TO DO = Restate the records in their entirety, word for word.

(begin)

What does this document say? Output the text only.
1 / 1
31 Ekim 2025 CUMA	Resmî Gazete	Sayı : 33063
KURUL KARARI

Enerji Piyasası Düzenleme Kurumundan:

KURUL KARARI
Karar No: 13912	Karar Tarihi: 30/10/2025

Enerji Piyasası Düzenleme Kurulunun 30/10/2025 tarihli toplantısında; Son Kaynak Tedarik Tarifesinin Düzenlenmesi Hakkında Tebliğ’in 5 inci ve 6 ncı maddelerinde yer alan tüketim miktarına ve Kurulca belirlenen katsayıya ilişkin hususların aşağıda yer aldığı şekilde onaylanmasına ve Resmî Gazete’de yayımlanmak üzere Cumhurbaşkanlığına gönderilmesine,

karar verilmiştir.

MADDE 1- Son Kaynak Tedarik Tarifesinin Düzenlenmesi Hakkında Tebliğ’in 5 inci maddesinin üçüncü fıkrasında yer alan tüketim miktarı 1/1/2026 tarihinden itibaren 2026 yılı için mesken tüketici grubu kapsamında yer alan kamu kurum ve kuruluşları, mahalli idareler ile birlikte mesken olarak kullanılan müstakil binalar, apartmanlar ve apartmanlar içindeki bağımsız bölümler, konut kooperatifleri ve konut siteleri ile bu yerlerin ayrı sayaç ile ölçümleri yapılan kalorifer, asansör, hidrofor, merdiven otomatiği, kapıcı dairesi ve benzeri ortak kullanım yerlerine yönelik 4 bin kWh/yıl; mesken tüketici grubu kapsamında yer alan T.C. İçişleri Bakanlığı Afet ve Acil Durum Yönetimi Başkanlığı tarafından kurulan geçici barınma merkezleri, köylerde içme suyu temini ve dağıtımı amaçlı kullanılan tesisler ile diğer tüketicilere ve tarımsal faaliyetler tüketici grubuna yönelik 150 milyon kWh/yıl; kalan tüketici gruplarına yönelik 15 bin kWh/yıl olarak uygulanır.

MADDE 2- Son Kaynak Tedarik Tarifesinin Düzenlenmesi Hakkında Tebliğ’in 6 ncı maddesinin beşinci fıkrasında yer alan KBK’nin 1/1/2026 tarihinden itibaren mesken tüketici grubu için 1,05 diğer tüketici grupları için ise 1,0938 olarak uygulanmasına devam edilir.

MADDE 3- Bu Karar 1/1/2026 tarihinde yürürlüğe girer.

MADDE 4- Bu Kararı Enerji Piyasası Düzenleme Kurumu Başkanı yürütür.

(end)

RESULT BELOW =
What does this document say? Output the text only.
1 / 1
31 Ekim 2025 CUMA	Resmî Gazete	Sayı : 33063
KURUL KARARI

Enerji Piyasası Düzenleme Kurumundan:

KURUL KARARI
Karar No: 13912	Karar Tarihi: 30/10/2025

Enerji Piyasası Düzenleme Kurulunun 30/10/2025 tarihli toplantısında; Son Kaynak Tedarik Tarifesinin Düzenlenmesi Hakkında Tebliğ’in 5 inci ve 6 ncı maddelerinde yer alan tüketim miktarına ve Kurulca belirlenen katsayıya ilişkin hususların aşağıda yer aldığı şekilde onaylanmasına ve Resmî Gazete’de yayımlanmak üzere Cumhurbaşkanlığına gönderilmesine,

karar verilmiştir.

MADDE 1- Son Kaynak Tedarik Tarifesinin Düzenlenmesi Hakkında Tebliğ’in 5 inci maddesinin üçüncü fıkrasında yer alan tüketim miktarı 1/1/2026 tarihinden itibaren 2026 yılı için mesken tüketici grubu kapsamında yer alan kamu kurum ve kuruluşları, mahalli idareler ile birlikte mesken olarak kullanılan müstakil binalar, apartmanlar ve apartmanlar içindeki bağımsız bölümler, konut kooperatifleri ve konut siteleri ile bu yerlerin ayrı sayaç ile ölçümleri yapılan kalorifer, asansör, hidrofor, merdiven otomatiği, kapıcı dairesi ve benzeri ortak kullanım yerlerine yönelik 4 bin kWh/yıl; mesken tüketici grubu kapsamında yer alan T.C. İçişleri Bakanlığı Afet ve Acil Durum Yönetimi Başkanlığı tarafından kurulan geçici barınma merkezleri, köylerde içme suyu temini ve dağıtımı amaçlı kullanılan tesisler ile diğer tüketicilere ve tarımsal faaliyetler tüketici grubuna yönelik 150 milyon kWh/yıl; kalan tüketici gruplarına yönelik 15 bin kWh/yıl olarak uygulanır.

MADDE 2- Son Kaynak Tedarik Tarifesinin Düzenlenmesi Hakkında Tebliğ’in 6 ncı maddesinin beşinci fıkrasında yer alan KBK’nin 1/1/2026 tarihinden itibaren mesken tüketici grubu için 1,05 diğer tüketici grupları için ise 1,0938 olarak uygulanmasına devam edilir.

MADDE 3- Bu Karar 1/1/2026 tarihinde yürürlüğe girer.

MADDE 4- Bu Kararı Enerji Piyasası Düzenleme Kurumu Başkanı yürütür.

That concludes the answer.